Turn all the rows below into a Markdown table with the columns "No." and "Line," numbering each line and skipping any blank lines. Leave the pictures out.

[Stored items from a collection]
======
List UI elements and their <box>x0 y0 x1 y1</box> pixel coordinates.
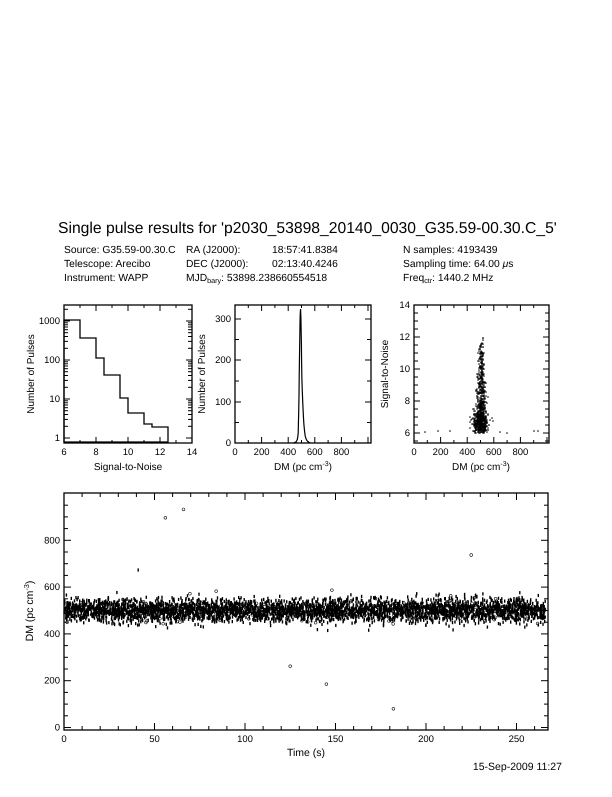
svg-text:100: 100 <box>44 355 60 366</box>
svg-text:100: 100 <box>237 734 253 745</box>
svg-text:Signal-to-Noise: Signal-to-Noise <box>380 339 391 408</box>
svg-text:DM (pc cm-3): DM (pc cm-3) <box>452 461 510 473</box>
svg-text:Telescope: Arecibo: Telescope: Arecibo <box>64 259 151 270</box>
svg-text:6: 6 <box>405 428 410 439</box>
svg-text:50: 50 <box>149 734 160 745</box>
svg-text:0: 0 <box>226 438 231 449</box>
svg-text:10: 10 <box>49 394 60 405</box>
svg-text:Single pulse results for 'p203: Single pulse results for 'p2030_53898_20… <box>58 220 557 237</box>
svg-text:Number of Pulses: Number of Pulses <box>197 334 208 413</box>
svg-text:Freqctr: 1440.2 MHz: Freqctr: 1440.2 MHz <box>403 273 493 285</box>
svg-text:250: 250 <box>509 734 525 745</box>
svg-text:200: 200 <box>254 447 270 458</box>
svg-text:0: 0 <box>232 447 237 458</box>
svg-text:0: 0 <box>411 447 416 458</box>
svg-text:18:57:41.8384: 18:57:41.8384 <box>272 245 338 256</box>
svg-text:02:13:40.4246: 02:13:40.4246 <box>272 259 338 270</box>
svg-text:Source: G35.59-00.30.C: Source: G35.59-00.30.C <box>64 245 176 256</box>
svg-text:200: 200 <box>433 447 449 458</box>
svg-text:600: 600 <box>44 582 60 593</box>
svg-text:600: 600 <box>486 447 502 458</box>
svg-text:14: 14 <box>187 447 198 458</box>
svg-text:200: 200 <box>215 355 231 366</box>
svg-text:1: 1 <box>55 433 60 444</box>
svg-text:Time (s): Time (s) <box>287 747 325 759</box>
svg-text:14: 14 <box>399 300 410 311</box>
svg-text:6: 6 <box>61 447 66 458</box>
svg-text:12: 12 <box>399 332 410 343</box>
svg-text:15-Sep-2009 11:27: 15-Sep-2009 11:27 <box>473 761 562 773</box>
svg-text:400: 400 <box>459 447 475 458</box>
svg-text:Sampling time: 64.00 μs: Sampling time: 64.00 μs <box>403 259 513 270</box>
svg-text:RA (J2000):: RA (J2000): <box>186 245 240 256</box>
svg-text:MJDbary: 53898.238660554518: MJDbary: 53898.238660554518 <box>186 273 327 285</box>
svg-text:800: 800 <box>44 535 60 546</box>
svg-text:N samples: 4193439: N samples: 4193439 <box>403 245 498 256</box>
svg-text:Number of Pulses: Number of Pulses <box>26 334 37 413</box>
svg-text:DM (pc cm-3): DM (pc cm-3) <box>274 461 332 473</box>
svg-text:100: 100 <box>215 397 231 408</box>
svg-text:1000: 1000 <box>39 316 60 327</box>
svg-text:400: 400 <box>280 447 296 458</box>
svg-text:0: 0 <box>55 723 60 734</box>
svg-text:DM (pc cm-3): DM (pc cm-3) <box>22 581 36 642</box>
svg-text:Instrument: WAPP: Instrument: WAPP <box>64 273 148 284</box>
svg-text:0: 0 <box>61 734 66 745</box>
svg-text:10: 10 <box>123 447 134 458</box>
svg-text:10: 10 <box>399 364 410 375</box>
svg-text:200: 200 <box>418 734 434 745</box>
svg-text:800: 800 <box>333 447 349 458</box>
svg-text:800: 800 <box>512 447 528 458</box>
svg-text:150: 150 <box>328 734 344 745</box>
svg-text:DEC (J2000):: DEC (J2000): <box>186 259 248 270</box>
svg-text:400: 400 <box>44 629 60 640</box>
svg-text:200: 200 <box>44 676 60 687</box>
svg-text:300: 300 <box>215 314 231 325</box>
svg-text:Signal-to-Noise: Signal-to-Noise <box>94 462 163 473</box>
svg-text:12: 12 <box>155 447 166 458</box>
svg-text:600: 600 <box>307 447 323 458</box>
svg-text:8: 8 <box>93 447 98 458</box>
svg-text:8: 8 <box>405 396 410 407</box>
======
#### [SOLUTION FOR THIS EXERCISE]
| No. | Line |
|---|---|
| 1 | List UI elements and their <box>x0 y0 x1 y1</box> pixel coordinates. |
| 2 | svg-text:100: 100 <box>44 355 60 366</box> |
| 3 | svg-text:100: 100 <box>237 734 253 745</box> |
| 4 | svg-text:Signal-to-Noise: Signal-to-Noise <box>380 339 391 408</box> |
| 5 | svg-text:DM (pc cm-3): DM (pc cm-3) <box>452 461 510 473</box> |
| 6 | svg-text:Telescope: Arecibo: Telescope: Arecibo <box>64 259 151 270</box> |
| 7 | svg-text:6: 6 <box>405 428 410 439</box> |
| 8 | svg-text:50: 50 <box>149 734 160 745</box> |
| 9 | svg-text:0: 0 <box>226 438 231 449</box> |
| 10 | svg-text:10: 10 <box>49 394 60 405</box> |
| 11 | svg-text:Single pulse results for 'p203: Single pulse results for 'p2030_53898_20… <box>58 220 557 237</box> |
| 12 | svg-text:Number of Pulses: Number of Pulses <box>197 334 208 413</box> |
| 13 | svg-text:Freqctr: 1440.2 MHz: Freqctr: 1440.2 MHz <box>403 273 493 285</box> |
| 14 | svg-text:250: 250 <box>509 734 525 745</box> |
| 15 | svg-text:200: 200 <box>254 447 270 458</box> |
| 16 | svg-text:0: 0 <box>232 447 237 458</box> |
| 17 | svg-text:0: 0 <box>411 447 416 458</box> |
| 18 | svg-text:18:57:41.8384: 18:57:41.8384 <box>272 245 338 256</box> |
| 19 | svg-text:02:13:40.4246: 02:13:40.4246 <box>272 259 338 270</box> |
| 20 | svg-text:Source: G35.59-00.30.C: Source: G35.59-00.30.C <box>64 245 176 256</box> |
| 21 | svg-text:200: 200 <box>433 447 449 458</box> |
| 22 | svg-text:600: 600 <box>44 582 60 593</box> |
| 23 | svg-text:600: 600 <box>486 447 502 458</box> |
| 24 | svg-text:14: 14 <box>187 447 198 458</box> |
| 25 | svg-text:200: 200 <box>215 355 231 366</box> |
| 26 | svg-text:1: 1 <box>55 433 60 444</box> |
| 27 | svg-text:Time (s): Time (s) <box>287 747 325 759</box> |
| 28 | svg-text:14: 14 <box>399 300 410 311</box> |
| 29 | svg-text:6: 6 <box>61 447 66 458</box> |
| 30 | svg-text:12: 12 <box>399 332 410 343</box> |
| 31 | svg-text:15-Sep-2009 11:27: 15-Sep-2009 11:27 <box>473 761 562 773</box> |
| 32 | svg-text:400: 400 <box>459 447 475 458</box> |
| 33 | svg-text:Sampling time: 64.00 μs: Sampling time: 64.00 μs <box>403 259 513 270</box> |
| 34 | svg-text:RA (J2000):: RA (J2000): <box>186 245 240 256</box> |
| 35 | svg-text:MJDbary: 53898.238660554518: MJDbary: 53898.238660554518 <box>186 273 327 285</box> |
| 36 | svg-text:800: 800 <box>44 535 60 546</box> |
| 37 | svg-text:N samples: 4193439: N samples: 4193439 <box>403 245 498 256</box> |
| 38 | svg-text:Number of Pulses: Number of Pulses <box>26 334 37 413</box> |
| 39 | svg-text:DM (pc cm-3): DM (pc cm-3) <box>274 461 332 473</box> |
| 40 | svg-text:100: 100 <box>215 397 231 408</box> |
| 41 | svg-text:1000: 1000 <box>39 316 60 327</box> |
| 42 | svg-text:400: 400 <box>280 447 296 458</box> |
| 43 | svg-text:0: 0 <box>55 723 60 734</box> |
| 44 | svg-text:DM (pc cm-3): DM (pc cm-3) <box>22 581 36 642</box> |
| 45 | svg-text:Instrument: WAPP: Instrument: WAPP <box>64 273 148 284</box> |
| 46 | svg-text:0: 0 <box>61 734 66 745</box> |
| 47 | svg-text:10: 10 <box>123 447 134 458</box> |
| 48 | svg-text:10: 10 <box>399 364 410 375</box> |
| 49 | svg-text:200: 200 <box>418 734 434 745</box> |
| 50 | svg-text:800: 800 <box>333 447 349 458</box> |
| 51 | svg-text:800: 800 <box>512 447 528 458</box> |
| 52 | svg-text:150: 150 <box>328 734 344 745</box> |
| 53 | svg-text:DEC (J2000):: DEC (J2000): <box>186 259 248 270</box> |
| 54 | svg-text:400: 400 <box>44 629 60 640</box> |
| 55 | svg-text:200: 200 <box>44 676 60 687</box> |
| 56 | svg-text:300: 300 <box>215 314 231 325</box> |
| 57 | svg-text:Signal-to-Noise: Signal-to-Noise <box>94 462 163 473</box> |
| 58 | svg-text:12: 12 <box>155 447 166 458</box> |
| 59 | svg-text:600: 600 <box>307 447 323 458</box> |
| 60 | svg-text:8: 8 <box>93 447 98 458</box> |
| 61 | svg-text:8: 8 <box>405 396 410 407</box> |